WHAT YOU WILL DO: Each line should be copied exactly.

___ DATA FOR PROCESSING ___

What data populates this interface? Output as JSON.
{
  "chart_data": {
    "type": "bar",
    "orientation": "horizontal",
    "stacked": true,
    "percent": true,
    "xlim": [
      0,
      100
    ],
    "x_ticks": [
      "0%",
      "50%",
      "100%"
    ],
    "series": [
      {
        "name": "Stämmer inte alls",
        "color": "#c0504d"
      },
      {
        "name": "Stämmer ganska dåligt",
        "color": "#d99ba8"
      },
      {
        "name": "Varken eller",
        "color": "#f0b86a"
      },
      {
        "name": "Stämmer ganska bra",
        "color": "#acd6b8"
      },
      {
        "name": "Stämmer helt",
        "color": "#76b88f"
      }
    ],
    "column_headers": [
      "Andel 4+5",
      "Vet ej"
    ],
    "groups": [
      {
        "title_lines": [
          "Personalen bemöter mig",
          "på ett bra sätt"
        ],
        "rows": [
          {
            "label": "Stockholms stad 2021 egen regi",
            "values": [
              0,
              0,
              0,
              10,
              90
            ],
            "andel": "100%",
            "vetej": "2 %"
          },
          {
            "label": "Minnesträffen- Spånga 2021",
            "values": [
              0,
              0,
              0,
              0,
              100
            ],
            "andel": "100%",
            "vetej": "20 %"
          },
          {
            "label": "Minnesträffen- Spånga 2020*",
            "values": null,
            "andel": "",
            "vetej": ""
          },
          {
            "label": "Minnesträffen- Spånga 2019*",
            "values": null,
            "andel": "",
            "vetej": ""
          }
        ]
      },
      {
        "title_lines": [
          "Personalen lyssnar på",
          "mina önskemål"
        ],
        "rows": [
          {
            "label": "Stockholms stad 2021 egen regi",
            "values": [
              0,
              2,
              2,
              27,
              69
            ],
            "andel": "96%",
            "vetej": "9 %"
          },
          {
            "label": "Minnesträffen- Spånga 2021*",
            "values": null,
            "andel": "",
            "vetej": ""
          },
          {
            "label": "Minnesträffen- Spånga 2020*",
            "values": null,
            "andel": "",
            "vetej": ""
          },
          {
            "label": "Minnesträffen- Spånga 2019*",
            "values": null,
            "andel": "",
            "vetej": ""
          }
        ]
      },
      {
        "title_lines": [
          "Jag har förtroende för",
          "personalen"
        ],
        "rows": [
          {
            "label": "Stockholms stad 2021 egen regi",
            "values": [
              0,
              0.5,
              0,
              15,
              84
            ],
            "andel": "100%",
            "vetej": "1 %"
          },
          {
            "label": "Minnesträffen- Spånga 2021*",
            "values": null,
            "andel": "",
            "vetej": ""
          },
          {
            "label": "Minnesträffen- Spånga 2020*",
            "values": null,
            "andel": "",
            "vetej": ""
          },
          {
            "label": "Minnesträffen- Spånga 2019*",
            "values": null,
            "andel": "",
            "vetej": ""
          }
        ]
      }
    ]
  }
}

___

ANSWER TO THE PROBLEM:
What data populates this interface? Output as JSON.
{
  "chart_data": {
    "type": "bar",
    "orientation": "horizontal",
    "stacked": true,
    "percent": true,
    "xlim": [
      0,
      100
    ],
    "x_ticks": [
      "0%",
      "50%",
      "100%"
    ],
    "series": [
      {
        "name": "Stämmer inte alls",
        "color": "#c0504d"
      },
      {
        "name": "Stämmer ganska dåligt",
        "color": "#d99ba8"
      },
      {
        "name": "Varken eller",
        "color": "#f0b86a"
      },
      {
        "name": "Stämmer ganska bra",
        "color": "#acd6b8"
      },
      {
        "name": "Stämmer helt",
        "color": "#76b88f"
      }
    ],
    "column_headers": [
      "Andel 4+5",
      "Vet ej"
    ],
    "groups": [
      {
        "title_lines": [
          "Personalen bemöter mig",
          "på ett bra sätt"
        ],
        "rows": [
          {
            "label": "Stockholms stad 2021 egen regi",
            "values": [
              0,
              0,
              0,
              10,
              90
            ],
            "andel": "100%",
            "vetej": "2 %"
          },
          {
            "label": "Minnesträffen- Spånga 2021",
            "values": [
              0,
              0,
              0,
              0,
              100
            ],
            "andel": "100%",
            "vetej": "20 %"
          },
          {
            "label": "Minnesträffen- Spånga 2020*",
            "values": null,
            "andel": "",
            "vetej": ""
          },
          {
            "label": "Minnesträffen- Spånga 2019*",
            "values": null,
            "andel": "",
            "vetej": ""
          }
        ]
      },
      {
        "title_lines": [
          "Personalen lyssnar på",
          "mina önskemål"
        ],
        "rows": [
          {
            "label": "Stockholms stad 2021 egen regi",
            "values": [
              0,
              2,
              2,
              27,
              69
            ],
            "andel": "96%",
            "vetej": "9 %"
          },
          {
            "label": "Minnesträffen- Spånga 2021*",
            "values": null,
            "andel": "",
            "vetej": ""
          },
          {
            "label": "Minnesträffen- Spånga 2020*",
            "values": null,
            "andel": "",
            "vetej": ""
          },
          {
            "label": "Minnesträffen- Spånga 2019*",
            "values": null,
            "andel": "",
            "vetej": ""
          }
        ]
      },
      {
        "title_lines": [
          "Jag har förtroende för",
          "personalen"
        ],
        "rows": [
          {
            "label": "Stockholms stad 2021 egen regi",
            "values": [
              0,
              0.5,
              0,
              15,
              84
            ],
            "andel": "100%",
            "vetej": "1 %"
          },
          {
            "label": "Minnesträffen- Spånga 2021*",
            "values": null,
            "andel": "",
            "vetej": ""
          },
          {
            "label": "Minnesträffen- Spånga 2020*",
            "values": null,
            "andel": "",
            "vetej": ""
          },
          {
            "label": "Minnesträffen- Spånga 2019*",
            "values": null,
            "andel": "",
            "vetej": ""
          }
        ]
      }
    ]
  }
}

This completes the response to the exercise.